start Records shown

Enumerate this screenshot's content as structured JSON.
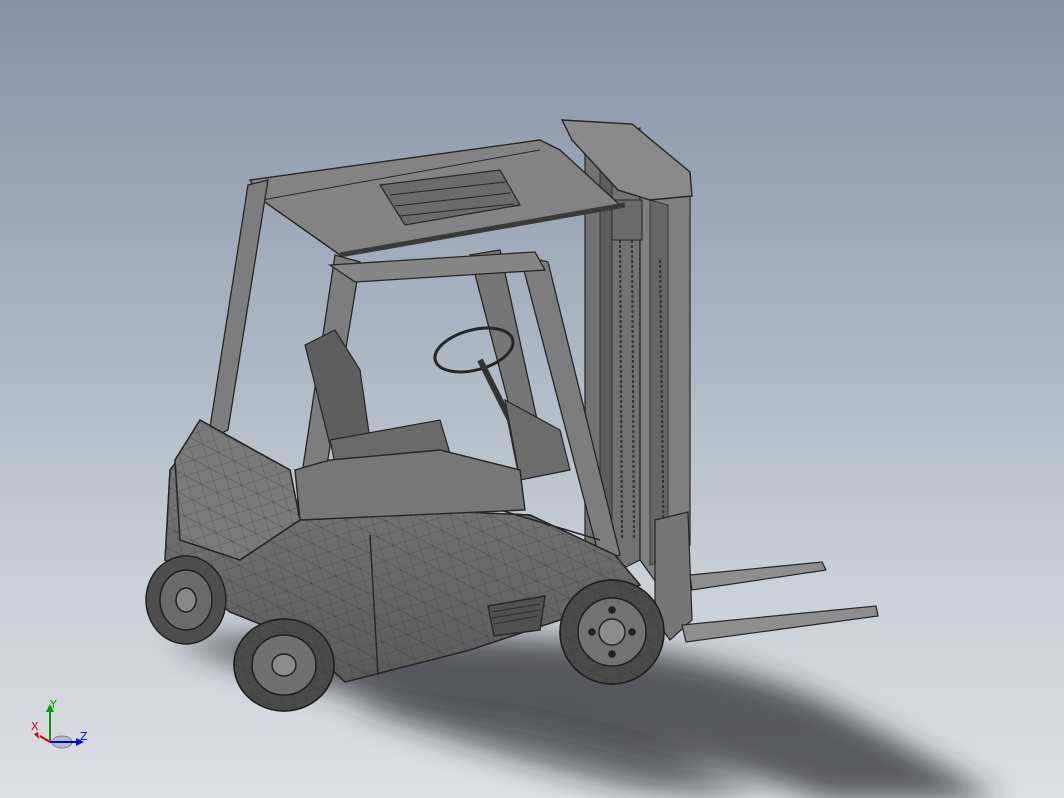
{
  "viewport": {
    "background_top": "#8693a6",
    "background_bottom": "#dcdfe4"
  },
  "model": {
    "icon": "forklift-model",
    "body_color": "#6e6e6e",
    "edge_color": "#262626"
  },
  "triad": {
    "x_label": "X",
    "y_label": "Y",
    "z_label": "Z",
    "x_color": "#d40000",
    "y_color": "#00a000",
    "z_color": "#0000e0"
  }
}
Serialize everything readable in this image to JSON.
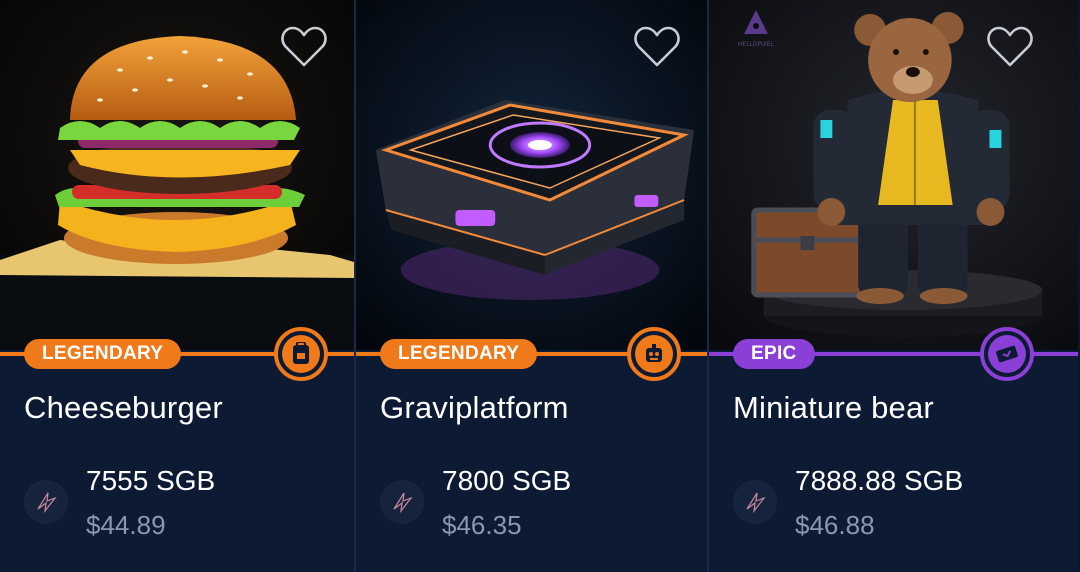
{
  "colors": {
    "legendary": "#f07a1a",
    "epic": "#8a3fd6",
    "background": "#0d1a33",
    "price_secondary": "#8c96ad"
  },
  "cards": [
    {
      "name": "Cheeseburger",
      "rarity": "LEGENDARY",
      "price_sgb": "7555 SGB",
      "price_usd": "$44.89",
      "image": "cheeseburger-art",
      "type_icon": "backpack-icon"
    },
    {
      "name": "Graviplatform",
      "rarity": "LEGENDARY",
      "price_sgb": "7800 SGB",
      "price_usd": "$46.35",
      "image": "graviplatform-art",
      "type_icon": "robot-icon"
    },
    {
      "name": "Miniature bear",
      "rarity": "EPIC",
      "price_sgb": "7888.88 SGB",
      "price_usd": "$46.88",
      "image": "miniature-bear-art",
      "type_icon": "ticket-icon",
      "watermark": "HELLOPIXEL"
    }
  ]
}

end Records shown

## [The request]
Transcribe the whole listing exactly. Pictures are excluded.

## [Problem solution]
Enumerate this screenshot's content as structured JSON.
{
  "viewport": {
    "background_top": "#8693a6",
    "background_bottom": "#dcdfe4"
  },
  "model": {
    "icon": "forklift-model",
    "body_color": "#6e6e6e",
    "edge_color": "#262626"
  },
  "triad": {
    "x_label": "X",
    "y_label": "Y",
    "z_label": "Z",
    "x_color": "#d40000",
    "y_color": "#00a000",
    "z_color": "#0000e0"
  }
}
Serialize everything readable in this image to JSON.
{
  "colors": {
    "legendary": "#f07a1a",
    "epic": "#8a3fd6",
    "background": "#0d1a33",
    "price_secondary": "#8c96ad"
  },
  "cards": [
    {
      "name": "Cheeseburger",
      "rarity": "LEGENDARY",
      "price_sgb": "7555 SGB",
      "price_usd": "$44.89",
      "image": "cheeseburger-art",
      "type_icon": "backpack-icon"
    },
    {
      "name": "Graviplatform",
      "rarity": "LEGENDARY",
      "price_sgb": "7800 SGB",
      "price_usd": "$46.35",
      "image": "graviplatform-art",
      "type_icon": "robot-icon"
    },
    {
      "name": "Miniature bear",
      "rarity": "EPIC",
      "price_sgb": "7888.88 SGB",
      "price_usd": "$46.88",
      "image": "miniature-bear-art",
      "type_icon": "ticket-icon",
      "watermark": "HELLOPIXEL"
    }
  ]
}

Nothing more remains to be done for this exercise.